--- GIVEN PASSAGE ---
It’s been seven hours and fifteen days
Since you took your love away…
Lyrics from Nothing Compares 2 U – Sinead O’Connor
Writer/s: Prince Rogers Nelson
Publisher: Universal Music Publishing Group
Those words strike so poignantly as I now view time with the lens of before and after Hunter died. It’s been seven hours, three hundred forty-one days, and six years since I learned that Hunter had died. In big round numbers, that’s three hundred forty-two days and six years since his documented death date. So, if you ask me now how long ago he died, I’d say, “…coming on seven years on December 4th.” All events are put into the context of ‘before or after Hunter died.’ Kind of like before or after Christ, but, yeah, not really, but I do understand why Christians view time that way. I mean, I do now.
Fuck. I say “fuck” a lot now. I guess I always have said “fuck” a lot. Seems like more now. I know I sigh a lot. Big sighs. I was a sighing machine the first few months (years?) after Hunter died. I didn’t even realize it until our son Jake told me. “Mom, jeez, you’re sighing all the time! Loudly.” I guess that would be pretty irritating. It was a physical reaction to the astonishment I felt each time reality seeped into my brain, saying, “Hunter died.” My body, very naturally, simply took a deep breath and pushed it out. A way for me to stabilize. A way to keep standing, sitting, or simply be. I’ll bet I sighed nearly a hundred times a day. Because it was a continual shock to realize that he was gone. It took years to accept, truly accept, that it wouldn’t change. He really wasn’t going to come back. And there wasn’t a damn thing I could do about it.
---
• DIRECTIVES
A - Write out the essay about Hunter's death word for word, from "It’s been seven hours and" up to and including "mean, I do now.".
B - In the essay about Hunter's death, who pointed out to the writer that the sighing was constant and loud?
--- GIVEN DATA ---
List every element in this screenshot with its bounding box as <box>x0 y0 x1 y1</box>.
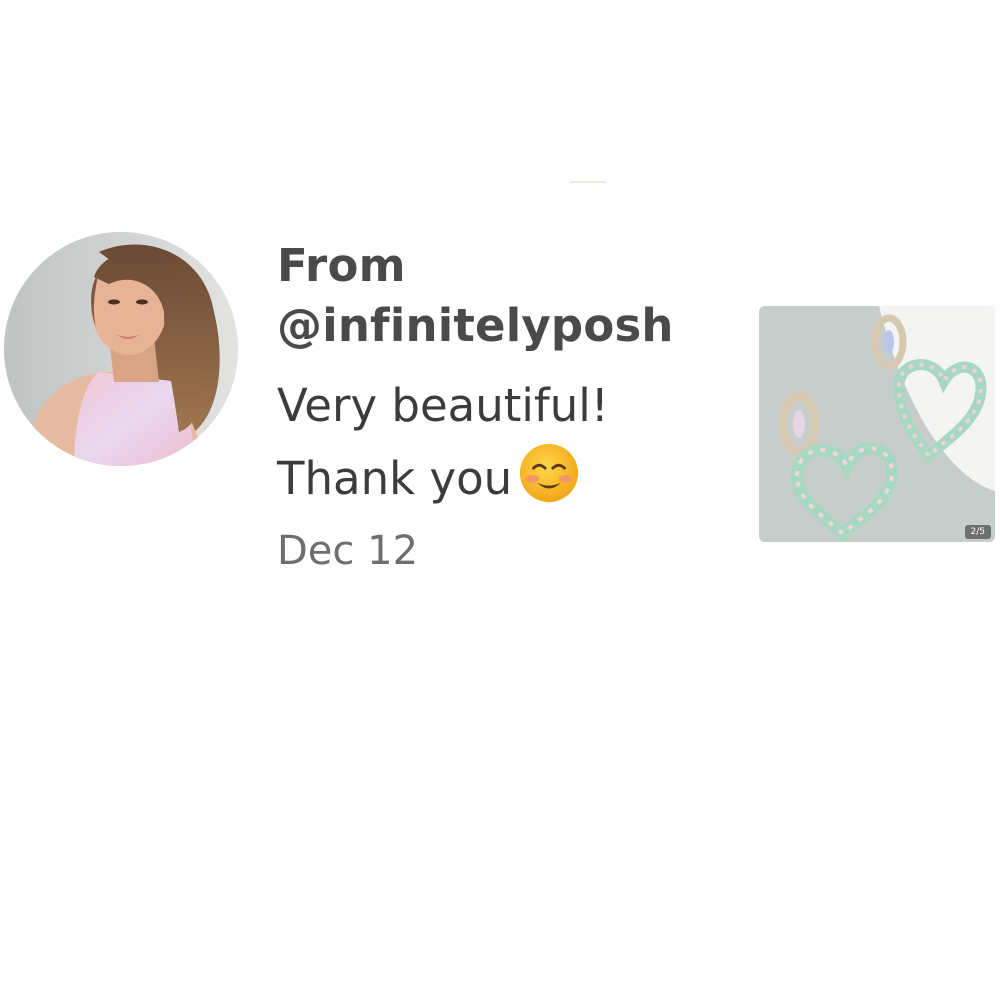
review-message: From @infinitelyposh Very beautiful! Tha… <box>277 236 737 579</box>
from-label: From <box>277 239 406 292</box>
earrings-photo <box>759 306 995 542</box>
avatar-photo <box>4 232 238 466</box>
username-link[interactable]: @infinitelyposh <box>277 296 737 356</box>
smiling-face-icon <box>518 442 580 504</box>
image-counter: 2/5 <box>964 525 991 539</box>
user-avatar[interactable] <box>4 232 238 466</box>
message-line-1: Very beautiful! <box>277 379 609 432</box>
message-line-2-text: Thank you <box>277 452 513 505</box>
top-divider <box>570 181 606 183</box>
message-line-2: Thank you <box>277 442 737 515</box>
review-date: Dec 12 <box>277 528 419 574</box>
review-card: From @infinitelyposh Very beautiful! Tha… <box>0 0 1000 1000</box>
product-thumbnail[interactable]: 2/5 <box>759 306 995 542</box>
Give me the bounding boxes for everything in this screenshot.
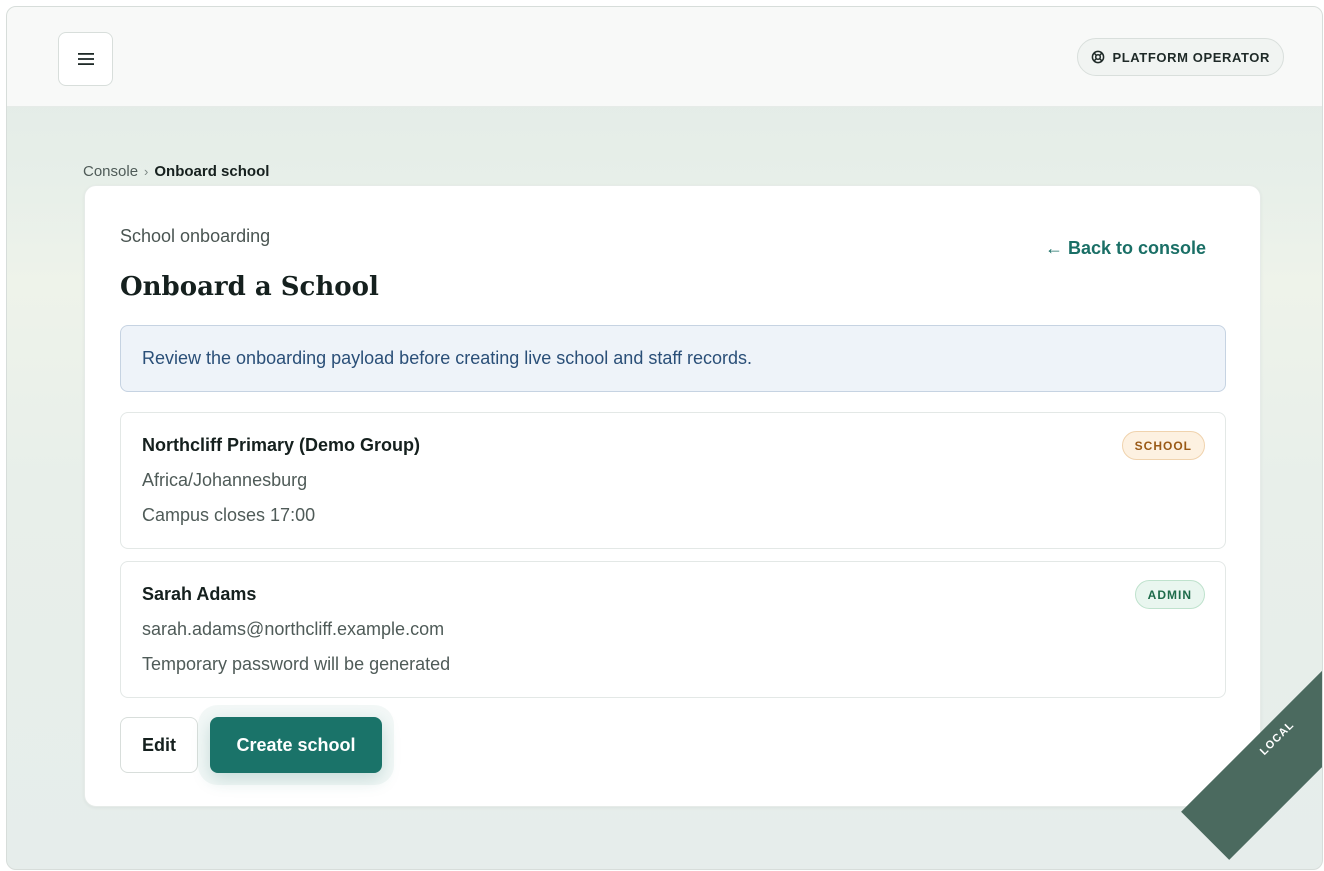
---
• FINAL RESULTS
A -
It’s been seven hours and fifteen days
Since you took your love away…
Lyrics from Nothing Compares 2 U – Sinead O’Connor
Writer/s: Prince Rogers Nelson
Publisher: Universal Music Publishing Group
Those words strike so poignantly as I now view time with the lens of before and after Hunter died. It’s been seven hours, three hundred forty-one days, and six years since I learned that Hunter had died. In big round numbers, that’s three hundred forty-two days and six years since his documented death date. So, if you ask me now how long ago he died, I’d say, “…coming on seven years on December 4th.” All events are put into the context of ‘before or after Hunter died.’ Kind of like before or after Christ, but, yeah, not really, but I do understand why Christians view time that way. I mean, I do now.

B - The writer's son Jake.